## Task goal
Go through the lines below and copy each one that holds the string "xlabel".

Chart and figure data
— BEGIN —

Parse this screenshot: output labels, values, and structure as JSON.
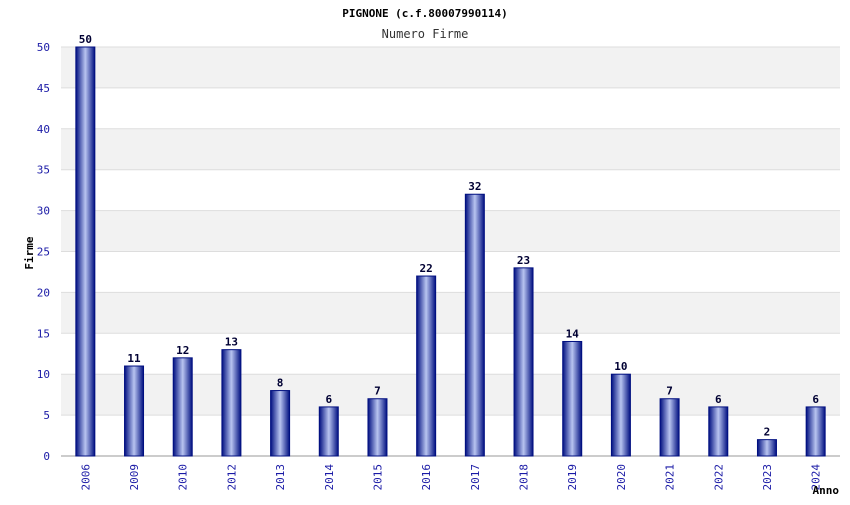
{
  "chart_data": {
    "type": "bar",
    "title": "PIGNONE (c.f.80007990114)",
    "subtitle": "Numero Firme",
    "xlabel": "Anno",
    "ylabel": "Firme",
    "categories": [
      "2006",
      "2009",
      "2010",
      "2012",
      "2013",
      "2014",
      "2015",
      "2016",
      "2017",
      "2018",
      "2019",
      "2020",
      "2021",
      "2022",
      "2023",
      "2024"
    ],
    "values": [
      50,
      11,
      12,
      13,
      8,
      6,
      7,
      22,
      32,
      23,
      14,
      10,
      7,
      6,
      2,
      6
    ],
    "ylim": [
      0,
      50
    ],
    "yticks": [
      0,
      5,
      10,
      15,
      20,
      25,
      30,
      35,
      40,
      45,
      50
    ],
    "grid": true,
    "legend": "none",
    "colors": {
      "bar_dark": "#000f80",
      "bar_light": "#b8c4f0",
      "band": "#f2f2f2",
      "gridline": "#dddddd",
      "tick_text": "#1a1aa6"
    }
  }
}
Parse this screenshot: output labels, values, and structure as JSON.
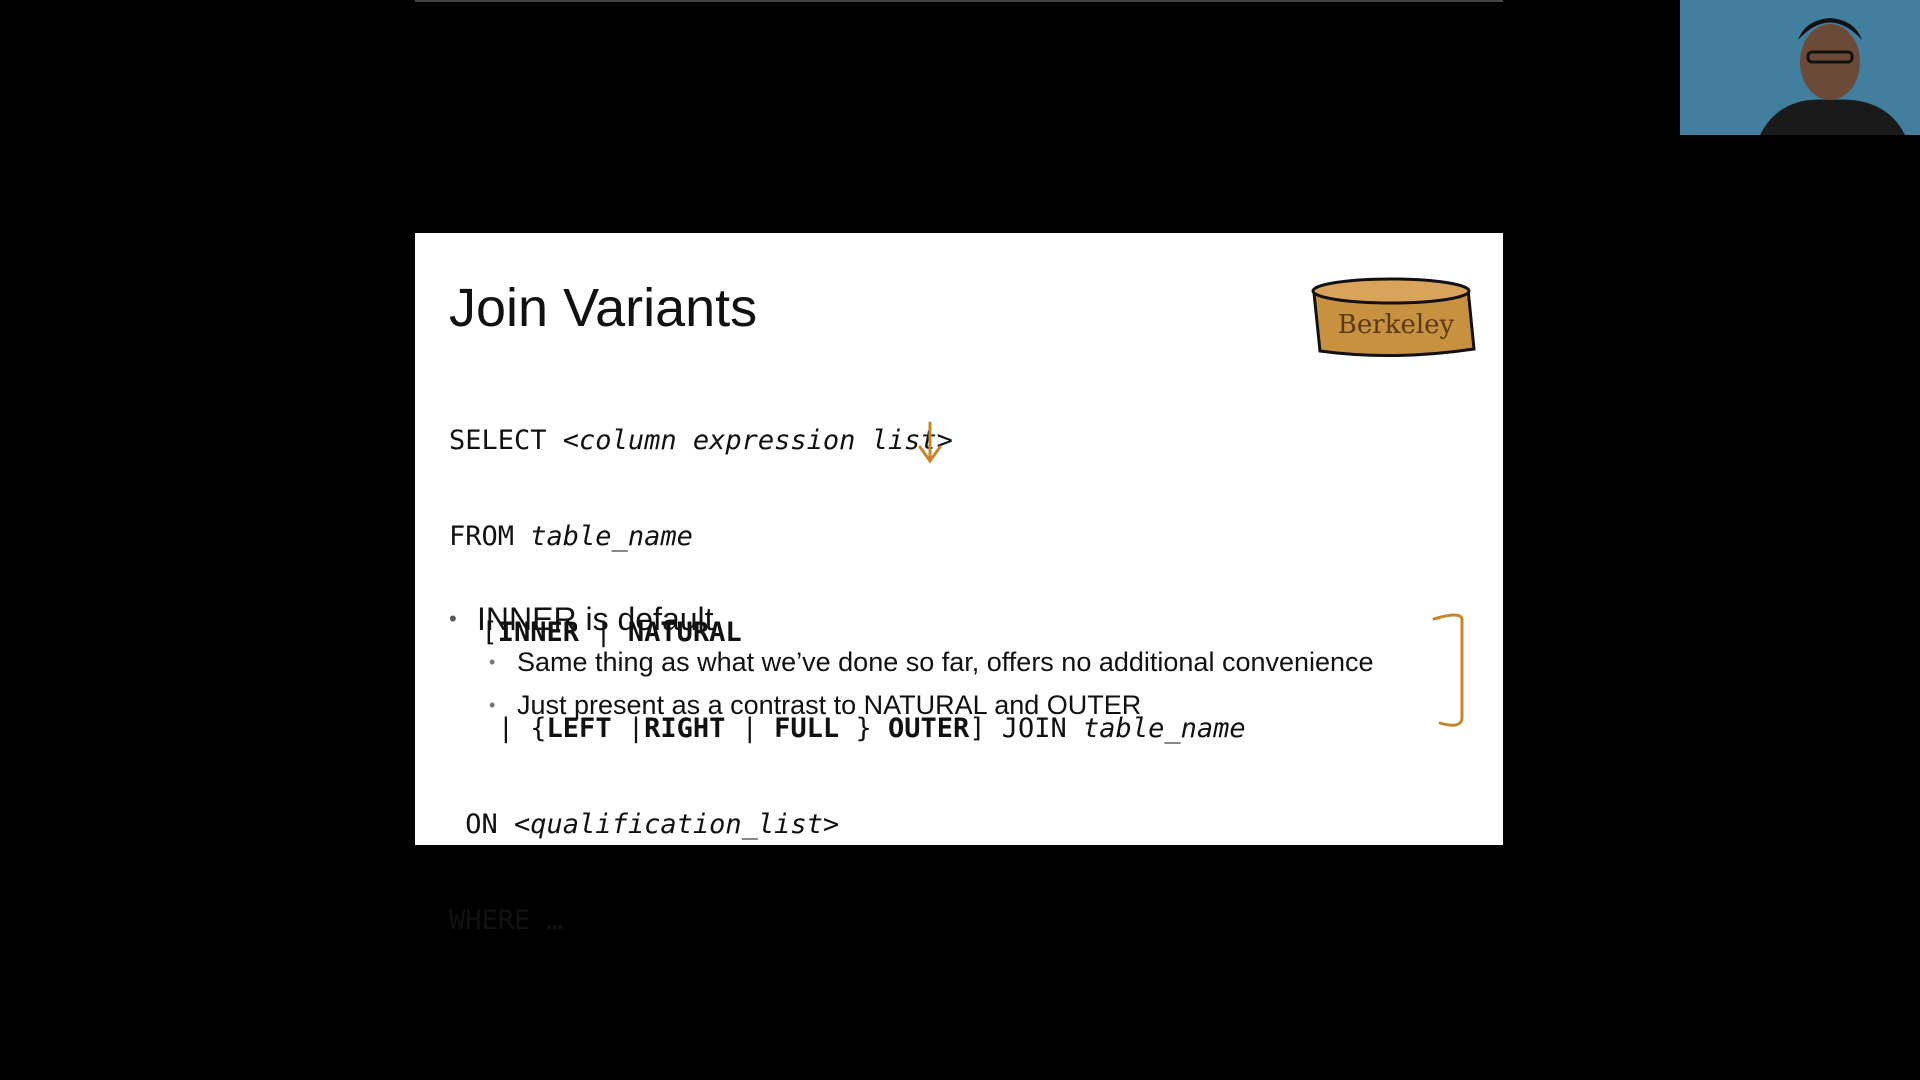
{
  "slide": {
    "title": "Join Variants",
    "code": {
      "l1_kw": "SELECT ",
      "l1_it": "<column expression list>",
      "l2_kw": "FROM ",
      "l2_it": "table_name",
      "l3_a": "  [",
      "l3_b1": "INNER",
      "l3_c": " | ",
      "l3_b2": "NATURAL",
      "l4_a": "   | {",
      "l4_b1": "LEFT",
      "l4_c1": " |",
      "l4_b2": "RIGHT",
      "l4_c2": " | ",
      "l4_b3": "FULL",
      "l4_c3": " } ",
      "l4_b4": "OUTER",
      "l4_c4": "] JOIN ",
      "l4_it": "table_name",
      "l5_kw": " ON ",
      "l5_it": "<qualification_list>",
      "l6": "WHERE …"
    },
    "bullets": {
      "main": "INNER is default",
      "sub1": "Same thing as what we’ve done so far, offers no additional convenience",
      "sub2": "Just present as a contrast to NATURAL and OUTER"
    },
    "logo_text": "Berkeley",
    "colors": {
      "annotation": "#c8862a",
      "logo_fill": "#c8913f"
    }
  }
}
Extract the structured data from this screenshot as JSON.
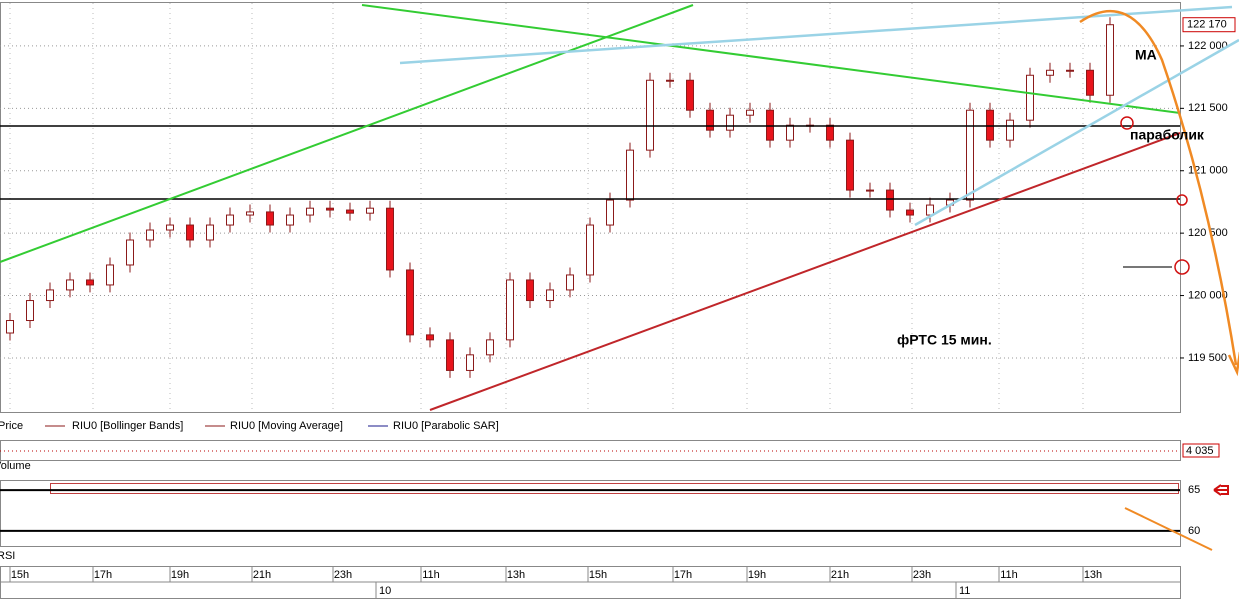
{
  "chart_data": {
    "type": "candlestick",
    "open": [
      119700,
      119800,
      119960,
      120045,
      120125,
      120085,
      120245,
      120445,
      120525,
      120565,
      120445,
      120565,
      120645,
      120670,
      120565,
      120645,
      120700,
      120685,
      120660,
      120700,
      120205,
      119685,
      119645,
      119400,
      119525,
      119645,
      120125,
      119960,
      120045,
      120165,
      120565,
      120765,
      121165,
      121725,
      121725,
      121485,
      121325,
      121445,
      121485,
      121245,
      121365,
      121365,
      121245,
      120845,
      120845,
      120685,
      120645,
      120725,
      120765,
      121485,
      121245,
      121405,
      121765,
      121805,
      121805,
      121605
    ],
    "high": [
      119860,
      120020,
      120105,
      120185,
      120185,
      120305,
      120505,
      120585,
      120625,
      120625,
      120625,
      120705,
      120730,
      120730,
      120705,
      120760,
      120760,
      120745,
      120760,
      120760,
      120265,
      119745,
      119705,
      119585,
      119705,
      120185,
      120185,
      120105,
      120225,
      120625,
      120825,
      121225,
      121785,
      121785,
      121785,
      121545,
      121505,
      121545,
      121545,
      121425,
      121425,
      121425,
      121305,
      120905,
      120905,
      120745,
      120785,
      120825,
      121545,
      121545,
      121465,
      121825,
      121865,
      121865,
      121865,
      122230
    ],
    "low": [
      119640,
      119740,
      119900,
      119985,
      120025,
      120025,
      120185,
      120385,
      120465,
      120385,
      120385,
      120505,
      120585,
      120505,
      120505,
      120585,
      120625,
      120600,
      120600,
      120145,
      119625,
      119585,
      119340,
      119340,
      119465,
      119585,
      119900,
      119900,
      119985,
      120105,
      120505,
      120705,
      121105,
      121665,
      121425,
      121265,
      121265,
      121385,
      121185,
      121185,
      121305,
      121185,
      120785,
      120785,
      120625,
      120585,
      120585,
      120665,
      120705,
      121185,
      121185,
      121345,
      121705,
      121745,
      121545,
      121545
    ],
    "close": [
      119800,
      119960,
      120045,
      120125,
      120085,
      120245,
      120445,
      120525,
      120565,
      120445,
      120565,
      120645,
      120670,
      120565,
      120645,
      120700,
      120685,
      120660,
      120700,
      120205,
      119685,
      119645,
      119400,
      119525,
      119645,
      120125,
      119960,
      120045,
      120165,
      120565,
      120765,
      121165,
      121725,
      121725,
      121485,
      121325,
      121445,
      121485,
      121245,
      121365,
      121365,
      121245,
      120845,
      120845,
      120685,
      120645,
      120725,
      120765,
      121485,
      121245,
      121405,
      121765,
      121805,
      121805,
      121605,
      122170
    ],
    "up_color": "#ffffff",
    "down_color": "#e8141c",
    "edge_color": "#8b1a1a",
    "ylim": [
      119067,
      122368
    ],
    "yticks": [
      {
        "value": 119500,
        "label": "119 500"
      },
      {
        "value": 120000,
        "label": "120 000"
      },
      {
        "value": 120500,
        "label": "120 500"
      },
      {
        "value": 121000,
        "label": "121 000"
      },
      {
        "value": 121500,
        "label": "121 500"
      },
      {
        "value": 122000,
        "label": "122 000"
      }
    ],
    "last_price": {
      "value": 122170,
      "label": "122 170"
    },
    "legend": [
      "Price",
      "RIU0 [Bollinger Bands]",
      "RIU0 [Moving Average]",
      "RIU0 [Parabolic SAR]"
    ],
    "volume_panel": {
      "title": "Volume",
      "last": {
        "value": 4035,
        "label": "4 035"
      }
    },
    "rsi_panel": {
      "title": "RSI",
      "ylim": [
        57.9,
        66
      ],
      "yticks": [
        60,
        65
      ]
    },
    "time_labels": [
      "15h",
      "17h",
      "19h",
      "21h",
      "23h",
      "11h",
      "13h",
      "15h",
      "17h",
      "19h",
      "21h",
      "23h",
      "11h",
      "13h"
    ],
    "day_labels": [
      "10",
      "11"
    ],
    "annotations": [
      "MA",
      "параболик",
      "фРТС  15 мин."
    ],
    "grid": true
  }
}
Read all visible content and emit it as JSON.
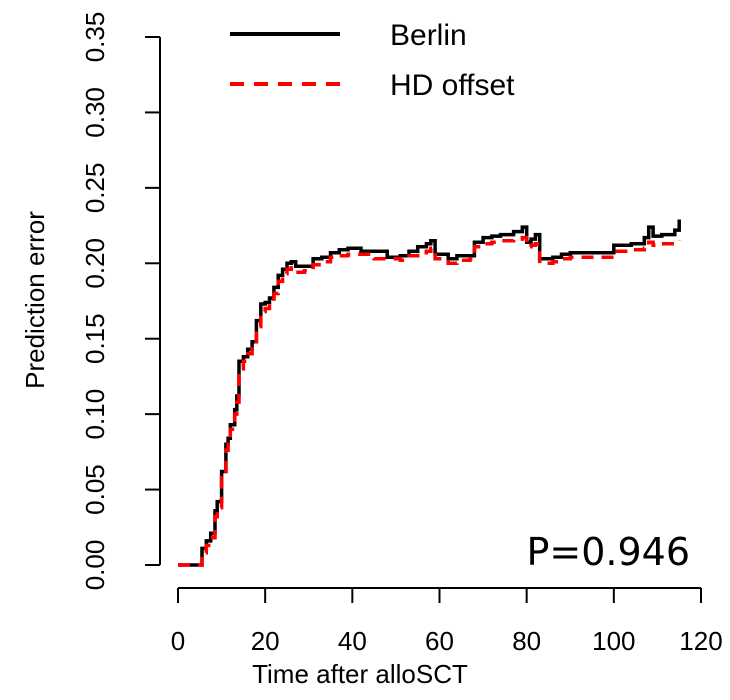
{
  "chart_data": {
    "type": "line",
    "xlabel": "Time after alloSCT",
    "ylabel": "Prediction error",
    "xlim": [
      0,
      120
    ],
    "ylim": [
      0,
      0.35
    ],
    "x_ticks": [
      0,
      20,
      40,
      60,
      80,
      100,
      120
    ],
    "x_tick_labels": [
      "0",
      "20",
      "40",
      "60",
      "80",
      "100",
      "120"
    ],
    "y_ticks": [
      0,
      0.05,
      0.1,
      0.15,
      0.2,
      0.25,
      0.3,
      0.35
    ],
    "y_tick_labels": [
      "0.00",
      "0.05",
      "0.10",
      "0.15",
      "0.20",
      "0.25",
      "0.30",
      "0.35"
    ],
    "grid": false,
    "legend_position": "top-left",
    "annotation": "P=0.946",
    "series": [
      {
        "name": "Berlin",
        "color": "#000000",
        "dash": "solid",
        "x": [
          0,
          5.5,
          6.5,
          7.5,
          8.5,
          9,
          10,
          11,
          11.5,
          12,
          13,
          13.5,
          14,
          15,
          16,
          17,
          18,
          19,
          20,
          21,
          22,
          23,
          24,
          25,
          26,
          27,
          29,
          31,
          33,
          35,
          37,
          39,
          42,
          45,
          48,
          51,
          53,
          55,
          57,
          58,
          59,
          62,
          64,
          67,
          68,
          70,
          72,
          74,
          77,
          79,
          80,
          81,
          82,
          83,
          86,
          88,
          90,
          95,
          100,
          104,
          107,
          108,
          109,
          111,
          114,
          115
        ],
        "y": [
          0,
          0.011,
          0.016,
          0.021,
          0.036,
          0.042,
          0.062,
          0.08,
          0.084,
          0.093,
          0.103,
          0.112,
          0.135,
          0.138,
          0.143,
          0.148,
          0.162,
          0.173,
          0.174,
          0.177,
          0.184,
          0.192,
          0.196,
          0.2,
          0.201,
          0.198,
          0.198,
          0.203,
          0.204,
          0.207,
          0.209,
          0.21,
          0.208,
          0.208,
          0.204,
          0.205,
          0.208,
          0.211,
          0.213,
          0.215,
          0.206,
          0.203,
          0.205,
          0.205,
          0.214,
          0.217,
          0.218,
          0.219,
          0.221,
          0.224,
          0.214,
          0.216,
          0.219,
          0.203,
          0.204,
          0.206,
          0.207,
          0.207,
          0.212,
          0.213,
          0.217,
          0.224,
          0.218,
          0.219,
          0.222,
          0.229
        ]
      },
      {
        "name": "HD offset",
        "color": "#ff0000",
        "dash": "dashed",
        "x": [
          0,
          5.5,
          6.5,
          7.5,
          8.5,
          9,
          10,
          11,
          11.5,
          12,
          13,
          13.5,
          14,
          15,
          16,
          17,
          18,
          19,
          20,
          21,
          22,
          23,
          24,
          25,
          26,
          27,
          29,
          31,
          33,
          35,
          37,
          39,
          42,
          45,
          48,
          51,
          53,
          55,
          57,
          58,
          59,
          62,
          64,
          67,
          68,
          70,
          72,
          74,
          77,
          79,
          80,
          81,
          82,
          83,
          86,
          88,
          90,
          95,
          100,
          104,
          107,
          108,
          109,
          111,
          114,
          115
        ],
        "y": [
          0,
          0.008,
          0.013,
          0.018,
          0.032,
          0.038,
          0.058,
          0.076,
          0.08,
          0.09,
          0.1,
          0.108,
          0.13,
          0.135,
          0.14,
          0.145,
          0.158,
          0.168,
          0.17,
          0.173,
          0.18,
          0.188,
          0.193,
          0.196,
          0.197,
          0.194,
          0.195,
          0.199,
          0.201,
          0.204,
          0.205,
          0.206,
          0.206,
          0.203,
          0.203,
          0.202,
          0.205,
          0.207,
          0.208,
          0.21,
          0.203,
          0.2,
          0.202,
          0.203,
          0.211,
          0.213,
          0.214,
          0.215,
          0.216,
          0.217,
          0.211,
          0.212,
          0.213,
          0.2,
          0.201,
          0.203,
          0.204,
          0.204,
          0.208,
          0.209,
          0.21,
          0.214,
          0.212,
          0.213,
          0.214,
          0.215
        ]
      }
    ]
  }
}
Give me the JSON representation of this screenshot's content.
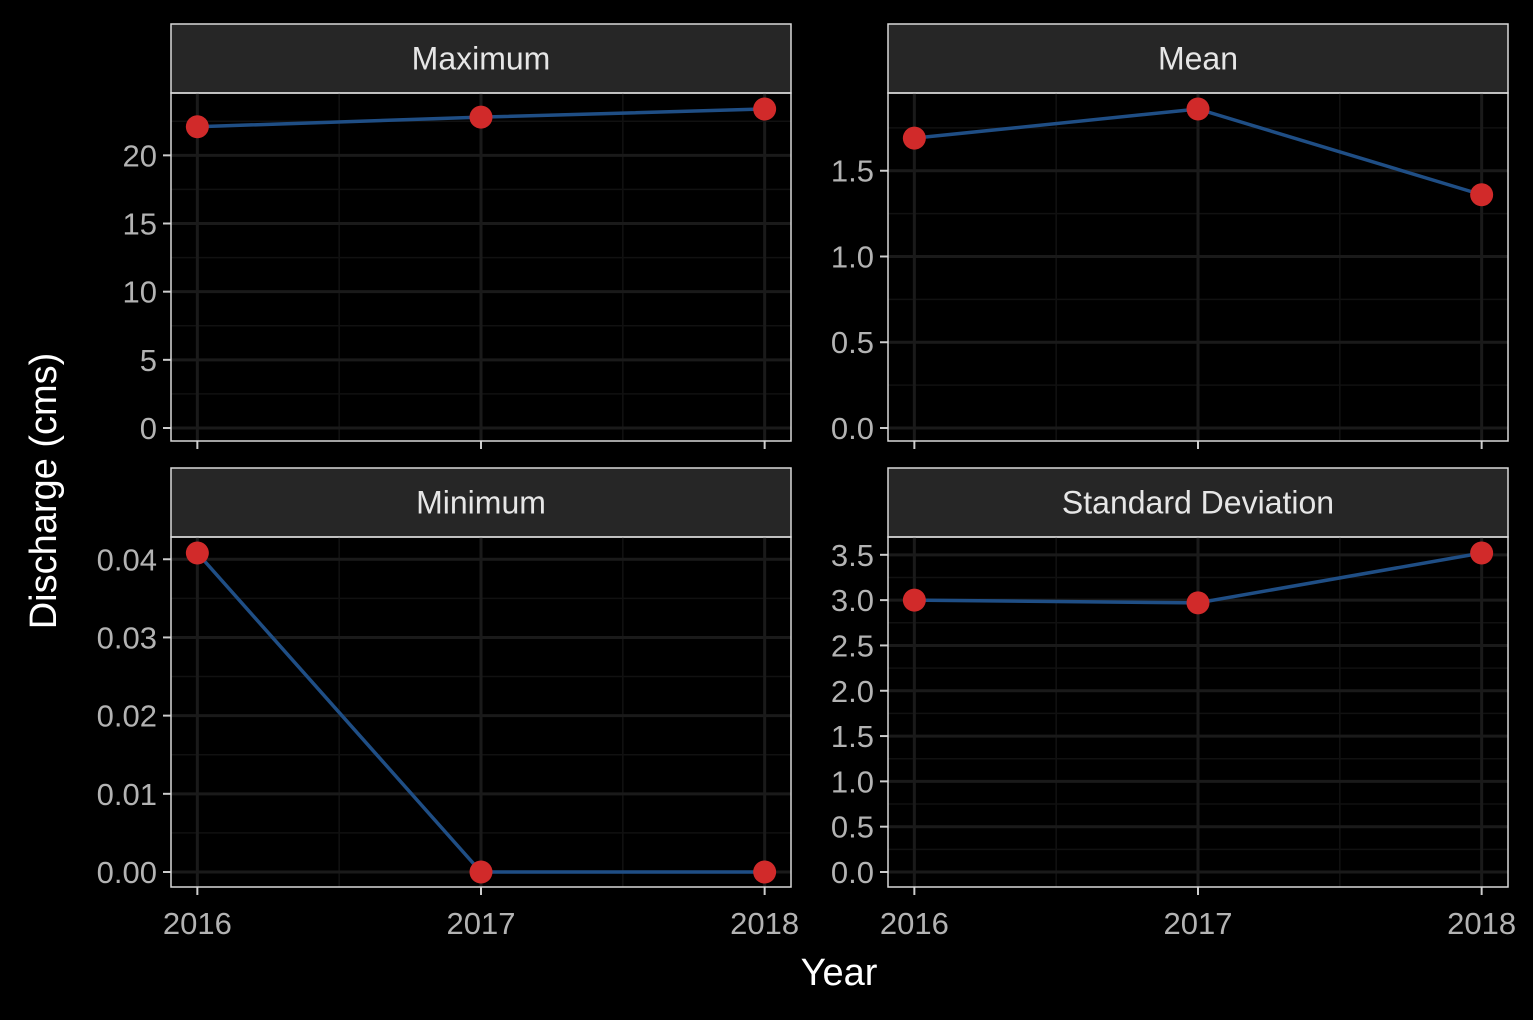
{
  "chart_data": {
    "type": "line",
    "xlabel": "Year",
    "ylabel": "Discharge (cms)",
    "colors": {
      "line": "#1f4e85",
      "point": "#d12a2a"
    },
    "panels": [
      {
        "title": "Maximum",
        "x": [
          2016,
          2017,
          2018
        ],
        "y": [
          22.1,
          22.8,
          23.4
        ],
        "ylim": [
          0,
          23.4
        ],
        "yticks": [
          0,
          5,
          10,
          15,
          20
        ],
        "yticklabels": [
          "0",
          "5",
          "10",
          "15",
          "20"
        ]
      },
      {
        "title": "Mean",
        "x": [
          2016,
          2017,
          2018
        ],
        "y": [
          1.69,
          1.86,
          1.36
        ],
        "ylim": [
          0,
          1.86
        ],
        "yticks": [
          0,
          0.5,
          1.0,
          1.5
        ],
        "yticklabels": [
          "0.0",
          "0.5",
          "1.0",
          "1.5"
        ]
      },
      {
        "title": "Minimum",
        "x": [
          2016,
          2017,
          2018
        ],
        "y": [
          0.0408,
          0.0,
          0.0
        ],
        "ylim": [
          0,
          0.0408
        ],
        "yticks": [
          0,
          0.01,
          0.02,
          0.03,
          0.04
        ],
        "yticklabels": [
          "0.00",
          "0.01",
          "0.02",
          "0.03",
          "0.04"
        ]
      },
      {
        "title": "Standard Deviation",
        "x": [
          2016,
          2017,
          2018
        ],
        "y": [
          3.0,
          2.97,
          3.52
        ],
        "ylim": [
          0,
          3.52
        ],
        "yticks": [
          0,
          0.5,
          1.0,
          1.5,
          2.0,
          2.5,
          3.0,
          3.5
        ],
        "yticklabels": [
          "0.0",
          "0.5",
          "1.0",
          "1.5",
          "2.0",
          "2.5",
          "3.0",
          "3.5"
        ]
      }
    ],
    "xticks": [
      2016,
      2017,
      2018
    ],
    "xticklabels": [
      "2016",
      "2017",
      "2018"
    ],
    "grid": true
  }
}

— END —

## Solved problem
    "xlabel": "Anno",
    "xlabel": "Time after alloSCT",
    "xlabel": "Year",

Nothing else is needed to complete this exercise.